### Exercise inputs
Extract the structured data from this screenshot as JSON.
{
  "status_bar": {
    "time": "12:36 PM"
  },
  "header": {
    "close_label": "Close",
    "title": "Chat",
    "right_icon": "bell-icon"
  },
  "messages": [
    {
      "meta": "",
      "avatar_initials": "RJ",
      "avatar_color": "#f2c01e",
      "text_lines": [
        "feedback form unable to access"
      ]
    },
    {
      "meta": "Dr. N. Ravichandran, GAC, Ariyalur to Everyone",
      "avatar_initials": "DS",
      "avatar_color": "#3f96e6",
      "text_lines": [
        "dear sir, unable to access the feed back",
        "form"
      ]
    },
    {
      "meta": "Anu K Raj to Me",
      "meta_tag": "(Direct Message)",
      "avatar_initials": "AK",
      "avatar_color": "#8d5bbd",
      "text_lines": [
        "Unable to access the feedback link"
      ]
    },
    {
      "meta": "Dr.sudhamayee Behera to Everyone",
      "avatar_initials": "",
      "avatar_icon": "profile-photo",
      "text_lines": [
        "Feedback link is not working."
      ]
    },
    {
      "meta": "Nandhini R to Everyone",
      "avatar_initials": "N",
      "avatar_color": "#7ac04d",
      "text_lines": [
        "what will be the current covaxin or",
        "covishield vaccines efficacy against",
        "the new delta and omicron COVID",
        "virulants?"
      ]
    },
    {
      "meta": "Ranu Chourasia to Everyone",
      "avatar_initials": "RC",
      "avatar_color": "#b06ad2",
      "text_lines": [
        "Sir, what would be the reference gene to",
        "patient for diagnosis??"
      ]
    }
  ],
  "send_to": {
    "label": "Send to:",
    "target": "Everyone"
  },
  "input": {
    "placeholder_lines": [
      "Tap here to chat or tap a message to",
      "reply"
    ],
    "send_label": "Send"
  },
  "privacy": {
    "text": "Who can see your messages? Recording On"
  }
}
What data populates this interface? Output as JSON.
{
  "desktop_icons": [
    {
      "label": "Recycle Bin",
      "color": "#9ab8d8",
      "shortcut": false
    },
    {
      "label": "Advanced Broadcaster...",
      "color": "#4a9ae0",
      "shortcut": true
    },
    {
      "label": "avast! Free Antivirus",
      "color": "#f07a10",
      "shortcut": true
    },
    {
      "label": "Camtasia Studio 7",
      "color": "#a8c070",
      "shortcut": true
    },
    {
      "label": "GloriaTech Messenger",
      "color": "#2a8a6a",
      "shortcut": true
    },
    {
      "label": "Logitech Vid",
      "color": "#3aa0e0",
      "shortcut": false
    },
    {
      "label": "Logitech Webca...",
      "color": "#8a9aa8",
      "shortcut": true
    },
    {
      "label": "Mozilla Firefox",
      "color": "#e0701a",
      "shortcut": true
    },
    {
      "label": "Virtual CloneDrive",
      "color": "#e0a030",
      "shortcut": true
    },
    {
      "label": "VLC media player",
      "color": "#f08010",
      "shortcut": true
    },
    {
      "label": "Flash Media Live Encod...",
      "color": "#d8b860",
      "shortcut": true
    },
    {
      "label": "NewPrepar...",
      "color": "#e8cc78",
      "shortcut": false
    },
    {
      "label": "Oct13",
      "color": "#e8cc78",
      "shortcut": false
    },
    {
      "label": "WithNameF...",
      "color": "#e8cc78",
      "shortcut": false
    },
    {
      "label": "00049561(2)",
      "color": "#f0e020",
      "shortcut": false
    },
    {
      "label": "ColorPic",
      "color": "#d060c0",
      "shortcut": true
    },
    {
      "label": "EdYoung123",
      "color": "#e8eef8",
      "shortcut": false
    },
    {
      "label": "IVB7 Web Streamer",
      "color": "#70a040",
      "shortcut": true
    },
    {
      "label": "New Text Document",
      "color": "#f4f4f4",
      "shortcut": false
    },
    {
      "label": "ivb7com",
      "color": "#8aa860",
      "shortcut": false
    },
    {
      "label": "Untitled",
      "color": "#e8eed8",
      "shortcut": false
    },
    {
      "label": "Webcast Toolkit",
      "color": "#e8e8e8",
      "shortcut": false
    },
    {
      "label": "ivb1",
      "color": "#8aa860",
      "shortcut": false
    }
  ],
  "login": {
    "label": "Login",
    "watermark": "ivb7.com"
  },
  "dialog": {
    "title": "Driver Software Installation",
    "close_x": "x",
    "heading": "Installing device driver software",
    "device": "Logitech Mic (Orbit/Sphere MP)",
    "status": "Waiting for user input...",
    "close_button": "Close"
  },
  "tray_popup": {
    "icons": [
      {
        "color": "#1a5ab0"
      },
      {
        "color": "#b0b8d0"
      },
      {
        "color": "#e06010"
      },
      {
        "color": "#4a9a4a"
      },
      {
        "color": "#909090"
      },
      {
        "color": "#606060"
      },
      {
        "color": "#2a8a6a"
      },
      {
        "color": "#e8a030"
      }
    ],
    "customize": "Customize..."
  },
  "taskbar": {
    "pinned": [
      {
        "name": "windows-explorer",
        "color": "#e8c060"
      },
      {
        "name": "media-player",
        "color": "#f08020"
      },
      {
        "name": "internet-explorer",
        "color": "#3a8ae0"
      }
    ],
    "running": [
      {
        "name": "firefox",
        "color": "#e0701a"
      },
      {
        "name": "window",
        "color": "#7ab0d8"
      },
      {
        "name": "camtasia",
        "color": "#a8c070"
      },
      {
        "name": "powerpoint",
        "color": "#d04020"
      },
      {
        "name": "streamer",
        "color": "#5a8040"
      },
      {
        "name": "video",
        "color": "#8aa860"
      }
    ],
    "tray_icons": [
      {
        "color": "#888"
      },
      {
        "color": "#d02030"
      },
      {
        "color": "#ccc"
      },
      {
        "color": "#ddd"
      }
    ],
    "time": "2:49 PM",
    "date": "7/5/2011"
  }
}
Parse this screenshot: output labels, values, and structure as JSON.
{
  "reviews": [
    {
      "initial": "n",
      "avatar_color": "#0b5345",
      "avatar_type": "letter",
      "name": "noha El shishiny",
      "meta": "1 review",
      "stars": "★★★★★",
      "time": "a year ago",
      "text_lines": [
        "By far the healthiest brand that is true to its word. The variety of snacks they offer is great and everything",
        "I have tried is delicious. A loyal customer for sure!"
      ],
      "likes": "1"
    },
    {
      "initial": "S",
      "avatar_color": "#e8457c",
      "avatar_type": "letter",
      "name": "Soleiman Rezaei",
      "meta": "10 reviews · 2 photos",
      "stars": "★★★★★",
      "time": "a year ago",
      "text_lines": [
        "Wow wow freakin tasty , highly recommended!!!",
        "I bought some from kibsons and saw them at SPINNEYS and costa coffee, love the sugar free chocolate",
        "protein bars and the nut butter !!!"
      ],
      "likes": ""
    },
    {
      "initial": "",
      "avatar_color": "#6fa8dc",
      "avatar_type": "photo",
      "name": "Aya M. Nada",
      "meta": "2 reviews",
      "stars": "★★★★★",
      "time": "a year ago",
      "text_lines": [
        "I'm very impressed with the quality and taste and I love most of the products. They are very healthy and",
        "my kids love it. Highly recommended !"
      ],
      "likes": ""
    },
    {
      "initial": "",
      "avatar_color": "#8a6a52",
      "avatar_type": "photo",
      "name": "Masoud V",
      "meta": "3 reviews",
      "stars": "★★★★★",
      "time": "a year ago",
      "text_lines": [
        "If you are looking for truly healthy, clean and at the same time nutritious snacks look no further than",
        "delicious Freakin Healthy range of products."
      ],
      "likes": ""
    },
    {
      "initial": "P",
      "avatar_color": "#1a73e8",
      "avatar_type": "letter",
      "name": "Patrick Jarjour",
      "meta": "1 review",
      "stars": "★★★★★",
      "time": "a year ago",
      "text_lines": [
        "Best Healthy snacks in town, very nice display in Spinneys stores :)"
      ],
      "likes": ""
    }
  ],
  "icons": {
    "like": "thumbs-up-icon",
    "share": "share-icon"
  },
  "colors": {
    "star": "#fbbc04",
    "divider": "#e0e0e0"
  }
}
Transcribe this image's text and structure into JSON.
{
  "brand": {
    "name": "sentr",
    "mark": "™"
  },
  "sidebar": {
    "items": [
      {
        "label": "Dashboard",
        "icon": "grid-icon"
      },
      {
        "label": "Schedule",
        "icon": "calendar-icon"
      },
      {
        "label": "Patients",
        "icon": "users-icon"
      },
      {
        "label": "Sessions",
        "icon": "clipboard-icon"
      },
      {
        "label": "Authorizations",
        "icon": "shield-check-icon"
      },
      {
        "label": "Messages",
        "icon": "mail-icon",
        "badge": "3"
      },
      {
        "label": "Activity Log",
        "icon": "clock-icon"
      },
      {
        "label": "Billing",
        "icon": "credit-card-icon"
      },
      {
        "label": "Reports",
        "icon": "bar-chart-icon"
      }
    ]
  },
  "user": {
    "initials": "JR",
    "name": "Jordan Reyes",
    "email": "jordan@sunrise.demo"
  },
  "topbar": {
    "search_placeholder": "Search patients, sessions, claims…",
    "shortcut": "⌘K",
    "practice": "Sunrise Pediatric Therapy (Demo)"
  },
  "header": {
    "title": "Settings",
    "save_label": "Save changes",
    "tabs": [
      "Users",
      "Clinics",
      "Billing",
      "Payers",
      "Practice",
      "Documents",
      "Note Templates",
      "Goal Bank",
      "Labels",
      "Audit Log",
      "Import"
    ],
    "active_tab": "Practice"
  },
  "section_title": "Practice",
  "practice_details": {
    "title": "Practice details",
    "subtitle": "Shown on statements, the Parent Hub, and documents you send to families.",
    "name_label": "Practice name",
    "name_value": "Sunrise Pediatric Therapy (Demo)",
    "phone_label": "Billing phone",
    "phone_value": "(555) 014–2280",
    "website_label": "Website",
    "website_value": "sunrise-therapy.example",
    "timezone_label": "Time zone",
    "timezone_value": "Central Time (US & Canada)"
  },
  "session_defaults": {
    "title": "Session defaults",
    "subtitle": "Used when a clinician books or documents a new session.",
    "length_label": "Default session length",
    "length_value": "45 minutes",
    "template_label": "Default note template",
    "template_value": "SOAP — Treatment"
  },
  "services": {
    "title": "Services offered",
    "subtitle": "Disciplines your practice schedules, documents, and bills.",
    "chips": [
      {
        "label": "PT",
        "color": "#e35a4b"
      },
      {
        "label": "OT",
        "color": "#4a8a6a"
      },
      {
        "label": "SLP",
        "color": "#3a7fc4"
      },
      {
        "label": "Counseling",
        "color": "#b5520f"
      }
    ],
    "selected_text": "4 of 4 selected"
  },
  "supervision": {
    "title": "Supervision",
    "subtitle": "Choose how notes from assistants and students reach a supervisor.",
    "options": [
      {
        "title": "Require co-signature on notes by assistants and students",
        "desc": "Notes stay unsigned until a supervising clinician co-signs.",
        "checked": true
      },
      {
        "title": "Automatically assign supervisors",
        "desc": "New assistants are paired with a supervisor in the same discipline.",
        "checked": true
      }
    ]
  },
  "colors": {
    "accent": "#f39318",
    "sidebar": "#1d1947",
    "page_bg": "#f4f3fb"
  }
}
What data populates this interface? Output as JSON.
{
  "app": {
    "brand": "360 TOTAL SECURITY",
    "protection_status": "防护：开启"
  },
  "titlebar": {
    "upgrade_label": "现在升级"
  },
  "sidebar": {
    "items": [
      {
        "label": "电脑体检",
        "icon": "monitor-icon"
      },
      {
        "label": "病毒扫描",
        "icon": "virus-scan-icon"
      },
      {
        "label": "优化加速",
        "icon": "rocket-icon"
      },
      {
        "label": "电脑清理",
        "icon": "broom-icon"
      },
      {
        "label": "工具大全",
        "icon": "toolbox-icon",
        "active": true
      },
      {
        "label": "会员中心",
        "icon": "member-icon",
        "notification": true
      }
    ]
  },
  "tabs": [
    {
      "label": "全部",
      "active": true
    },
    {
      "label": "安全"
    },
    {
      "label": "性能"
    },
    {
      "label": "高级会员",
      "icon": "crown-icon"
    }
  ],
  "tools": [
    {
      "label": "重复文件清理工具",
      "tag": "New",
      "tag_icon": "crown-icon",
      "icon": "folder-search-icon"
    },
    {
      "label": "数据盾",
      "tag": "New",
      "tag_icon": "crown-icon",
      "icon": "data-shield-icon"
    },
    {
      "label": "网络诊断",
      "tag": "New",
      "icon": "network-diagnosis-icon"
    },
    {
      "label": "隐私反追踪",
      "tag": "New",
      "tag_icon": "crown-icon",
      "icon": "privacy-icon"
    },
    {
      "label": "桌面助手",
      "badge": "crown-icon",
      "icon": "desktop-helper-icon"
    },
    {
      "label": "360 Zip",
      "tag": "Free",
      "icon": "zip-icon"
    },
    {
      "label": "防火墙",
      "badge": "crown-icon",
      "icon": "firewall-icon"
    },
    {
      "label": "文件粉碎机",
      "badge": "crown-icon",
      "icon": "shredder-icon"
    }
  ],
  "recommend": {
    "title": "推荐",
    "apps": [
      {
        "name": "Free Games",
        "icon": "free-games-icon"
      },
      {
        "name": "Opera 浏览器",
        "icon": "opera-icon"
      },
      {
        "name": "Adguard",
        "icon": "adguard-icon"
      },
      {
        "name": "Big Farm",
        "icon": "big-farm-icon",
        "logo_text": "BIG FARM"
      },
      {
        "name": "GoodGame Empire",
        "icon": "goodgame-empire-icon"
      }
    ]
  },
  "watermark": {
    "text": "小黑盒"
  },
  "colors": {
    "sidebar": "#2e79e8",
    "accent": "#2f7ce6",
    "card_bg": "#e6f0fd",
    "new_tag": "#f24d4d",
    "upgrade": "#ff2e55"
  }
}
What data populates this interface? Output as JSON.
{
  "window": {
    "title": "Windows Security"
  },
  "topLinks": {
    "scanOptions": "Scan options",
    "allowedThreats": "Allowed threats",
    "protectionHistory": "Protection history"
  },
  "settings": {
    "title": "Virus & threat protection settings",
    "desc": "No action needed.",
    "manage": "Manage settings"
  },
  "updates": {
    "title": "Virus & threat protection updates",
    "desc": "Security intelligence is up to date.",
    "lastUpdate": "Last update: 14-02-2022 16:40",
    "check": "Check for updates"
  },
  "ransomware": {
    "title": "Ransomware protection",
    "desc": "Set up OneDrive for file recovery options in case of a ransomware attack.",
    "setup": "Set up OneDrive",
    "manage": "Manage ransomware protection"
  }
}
######
> **Work to complete**
Locate all lines in the listing above with the word "access". Copy them.

> **Exercise answer**
        "feedback form unable to access"
        "dear sir, unable to access the feed back",
        "Unable to access the feedback link"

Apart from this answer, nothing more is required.